Locate the string "Ouddorp" in the records below. Copy every line where it occurs.

[Stored entries]
# # # # # # #
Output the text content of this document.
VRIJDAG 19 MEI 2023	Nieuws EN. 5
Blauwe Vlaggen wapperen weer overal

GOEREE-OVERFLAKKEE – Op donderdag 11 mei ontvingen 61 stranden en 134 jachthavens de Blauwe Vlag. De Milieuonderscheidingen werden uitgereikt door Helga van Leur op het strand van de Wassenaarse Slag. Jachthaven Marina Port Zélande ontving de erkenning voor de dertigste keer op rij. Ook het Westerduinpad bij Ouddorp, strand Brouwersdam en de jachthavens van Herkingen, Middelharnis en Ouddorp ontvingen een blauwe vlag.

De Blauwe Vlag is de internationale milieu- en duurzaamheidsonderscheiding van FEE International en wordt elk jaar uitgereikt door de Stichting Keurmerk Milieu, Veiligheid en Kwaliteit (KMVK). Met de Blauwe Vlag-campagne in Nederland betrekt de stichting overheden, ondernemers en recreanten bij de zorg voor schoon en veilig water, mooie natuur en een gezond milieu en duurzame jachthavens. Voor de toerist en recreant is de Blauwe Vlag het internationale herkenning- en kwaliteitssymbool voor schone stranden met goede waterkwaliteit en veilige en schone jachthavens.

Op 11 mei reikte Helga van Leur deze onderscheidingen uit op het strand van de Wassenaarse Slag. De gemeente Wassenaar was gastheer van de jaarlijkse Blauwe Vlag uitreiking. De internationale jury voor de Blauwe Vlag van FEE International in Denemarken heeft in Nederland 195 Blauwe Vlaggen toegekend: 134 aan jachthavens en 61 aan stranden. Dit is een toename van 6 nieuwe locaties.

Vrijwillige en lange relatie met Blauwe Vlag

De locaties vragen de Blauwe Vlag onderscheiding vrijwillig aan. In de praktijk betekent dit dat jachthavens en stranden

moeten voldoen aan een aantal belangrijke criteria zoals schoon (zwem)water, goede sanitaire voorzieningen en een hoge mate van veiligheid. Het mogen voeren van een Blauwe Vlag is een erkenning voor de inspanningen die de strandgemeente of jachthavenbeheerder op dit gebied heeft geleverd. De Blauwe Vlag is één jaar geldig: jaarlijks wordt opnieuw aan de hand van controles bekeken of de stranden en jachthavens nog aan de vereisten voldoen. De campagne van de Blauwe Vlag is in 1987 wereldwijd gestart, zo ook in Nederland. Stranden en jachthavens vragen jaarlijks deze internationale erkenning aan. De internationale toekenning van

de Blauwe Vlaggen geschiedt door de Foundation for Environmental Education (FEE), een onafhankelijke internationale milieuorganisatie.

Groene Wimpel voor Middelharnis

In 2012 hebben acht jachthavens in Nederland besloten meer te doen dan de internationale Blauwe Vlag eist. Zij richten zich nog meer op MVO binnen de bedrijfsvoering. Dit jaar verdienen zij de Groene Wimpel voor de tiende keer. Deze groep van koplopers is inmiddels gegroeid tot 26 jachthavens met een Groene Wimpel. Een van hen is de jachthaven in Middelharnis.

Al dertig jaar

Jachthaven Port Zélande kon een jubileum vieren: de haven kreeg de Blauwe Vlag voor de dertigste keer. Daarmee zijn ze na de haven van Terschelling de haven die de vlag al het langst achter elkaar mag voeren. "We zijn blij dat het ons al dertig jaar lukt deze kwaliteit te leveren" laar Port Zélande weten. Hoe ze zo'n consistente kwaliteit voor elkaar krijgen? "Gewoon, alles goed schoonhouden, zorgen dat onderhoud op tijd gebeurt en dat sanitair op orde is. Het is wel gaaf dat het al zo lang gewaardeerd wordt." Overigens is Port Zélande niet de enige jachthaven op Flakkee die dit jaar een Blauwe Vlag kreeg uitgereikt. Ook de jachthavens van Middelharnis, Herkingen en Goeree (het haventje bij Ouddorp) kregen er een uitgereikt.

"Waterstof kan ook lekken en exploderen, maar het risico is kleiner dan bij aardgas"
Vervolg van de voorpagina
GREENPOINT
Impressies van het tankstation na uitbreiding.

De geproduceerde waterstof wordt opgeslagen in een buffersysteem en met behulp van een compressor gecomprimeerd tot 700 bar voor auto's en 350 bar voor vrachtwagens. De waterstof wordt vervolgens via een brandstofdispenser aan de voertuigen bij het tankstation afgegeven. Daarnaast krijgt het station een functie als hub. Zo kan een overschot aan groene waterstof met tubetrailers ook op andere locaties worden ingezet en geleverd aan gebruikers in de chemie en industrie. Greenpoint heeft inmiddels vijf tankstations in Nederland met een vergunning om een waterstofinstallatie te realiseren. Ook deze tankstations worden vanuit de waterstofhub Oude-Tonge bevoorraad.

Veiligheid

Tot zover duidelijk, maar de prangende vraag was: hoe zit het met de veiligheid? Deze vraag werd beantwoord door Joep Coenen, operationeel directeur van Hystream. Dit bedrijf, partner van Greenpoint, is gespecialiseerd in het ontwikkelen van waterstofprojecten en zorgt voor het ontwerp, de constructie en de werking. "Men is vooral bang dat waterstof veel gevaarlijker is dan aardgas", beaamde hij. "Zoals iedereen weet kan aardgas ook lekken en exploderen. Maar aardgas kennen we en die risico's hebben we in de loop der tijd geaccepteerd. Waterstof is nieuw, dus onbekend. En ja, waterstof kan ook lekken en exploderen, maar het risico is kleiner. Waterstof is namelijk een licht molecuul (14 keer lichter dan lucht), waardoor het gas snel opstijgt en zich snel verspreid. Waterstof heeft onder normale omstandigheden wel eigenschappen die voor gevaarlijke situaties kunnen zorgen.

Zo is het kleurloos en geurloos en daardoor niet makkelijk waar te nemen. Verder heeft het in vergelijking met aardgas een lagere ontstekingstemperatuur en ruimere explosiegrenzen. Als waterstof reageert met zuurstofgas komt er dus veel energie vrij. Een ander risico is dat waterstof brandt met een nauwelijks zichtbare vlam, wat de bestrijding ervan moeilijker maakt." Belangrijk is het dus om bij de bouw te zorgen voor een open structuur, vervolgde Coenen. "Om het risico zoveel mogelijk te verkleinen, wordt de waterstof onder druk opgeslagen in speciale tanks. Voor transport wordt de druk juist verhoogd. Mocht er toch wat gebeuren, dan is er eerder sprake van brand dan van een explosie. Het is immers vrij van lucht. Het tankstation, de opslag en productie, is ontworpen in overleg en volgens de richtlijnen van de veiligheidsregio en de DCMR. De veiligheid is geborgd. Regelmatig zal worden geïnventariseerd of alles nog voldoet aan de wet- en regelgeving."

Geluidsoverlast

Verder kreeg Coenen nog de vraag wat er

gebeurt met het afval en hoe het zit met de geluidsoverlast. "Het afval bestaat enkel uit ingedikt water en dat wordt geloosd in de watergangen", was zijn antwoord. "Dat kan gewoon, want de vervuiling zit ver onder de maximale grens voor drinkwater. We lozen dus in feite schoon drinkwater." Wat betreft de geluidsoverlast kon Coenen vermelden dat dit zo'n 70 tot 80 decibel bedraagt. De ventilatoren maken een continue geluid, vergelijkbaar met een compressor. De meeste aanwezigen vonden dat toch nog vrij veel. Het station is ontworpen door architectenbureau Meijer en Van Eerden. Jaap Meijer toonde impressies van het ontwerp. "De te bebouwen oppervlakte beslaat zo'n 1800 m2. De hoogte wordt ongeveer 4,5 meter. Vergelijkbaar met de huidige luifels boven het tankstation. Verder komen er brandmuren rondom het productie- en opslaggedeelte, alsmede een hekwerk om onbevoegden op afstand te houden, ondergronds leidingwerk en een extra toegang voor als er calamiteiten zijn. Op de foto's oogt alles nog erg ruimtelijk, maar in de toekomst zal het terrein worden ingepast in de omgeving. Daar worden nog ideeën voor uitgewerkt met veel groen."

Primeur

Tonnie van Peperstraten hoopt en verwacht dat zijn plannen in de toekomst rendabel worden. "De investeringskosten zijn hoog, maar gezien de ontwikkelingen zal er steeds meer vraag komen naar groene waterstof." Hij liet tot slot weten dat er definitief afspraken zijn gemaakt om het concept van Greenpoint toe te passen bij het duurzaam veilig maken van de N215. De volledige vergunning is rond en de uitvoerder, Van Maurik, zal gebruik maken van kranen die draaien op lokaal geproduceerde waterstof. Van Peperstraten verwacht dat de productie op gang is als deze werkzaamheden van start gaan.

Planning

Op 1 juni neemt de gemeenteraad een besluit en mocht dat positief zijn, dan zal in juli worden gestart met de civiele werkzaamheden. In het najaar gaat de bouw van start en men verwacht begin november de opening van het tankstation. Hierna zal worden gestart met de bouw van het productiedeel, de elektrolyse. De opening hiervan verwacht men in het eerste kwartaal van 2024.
# # # # # # #
#### Solution for this exercise
GOEREE-OVERFLAKKEE – Op donderdag 11 mei ontvingen 61 stranden en 134 jachthavens de Blauwe Vlag. De Milieuonderscheidingen werden uitgereikt door Helga van Leur op het strand van de Wassenaarse Slag. Jachthaven Marina Port Zélande ontving de erkenning voor de dertigste keer op rij. Ook het Westerduinpad bij Ouddorp, strand Brouwersdam en de jachthavens van Herkingen, Middelharnis en Ouddorp ontvingen een blauwe vlag.
Jachthaven Port Zélande kon een jubileum vieren: de haven kreeg de Blauwe Vlag voor de dertigste keer. Daarmee zijn ze na de haven van Terschelling de haven die de vlag al het langst achter elkaar mag voeren. "We zijn blij dat het ons al dertig jaar lukt deze kwaliteit te leveren" laar Port Zélande weten. Hoe ze zo'n consistente kwaliteit voor elkaar krijgen? "Gewoon, alles goed schoonhouden, zorgen dat onderhoud op tijd gebeurt en dat sanitair op orde is. Het is wel gaaf dat het al zo lang gewaardeerd wordt." Overigens is Port Zélande niet de enige jachthaven op Flakkee die dit jaar een Blauwe Vlag kreeg uitgereikt. Ook de jachthavens van Middelharnis, Herkingen en Goeree (het haventje bij Ouddorp) kregen er een uitgereikt.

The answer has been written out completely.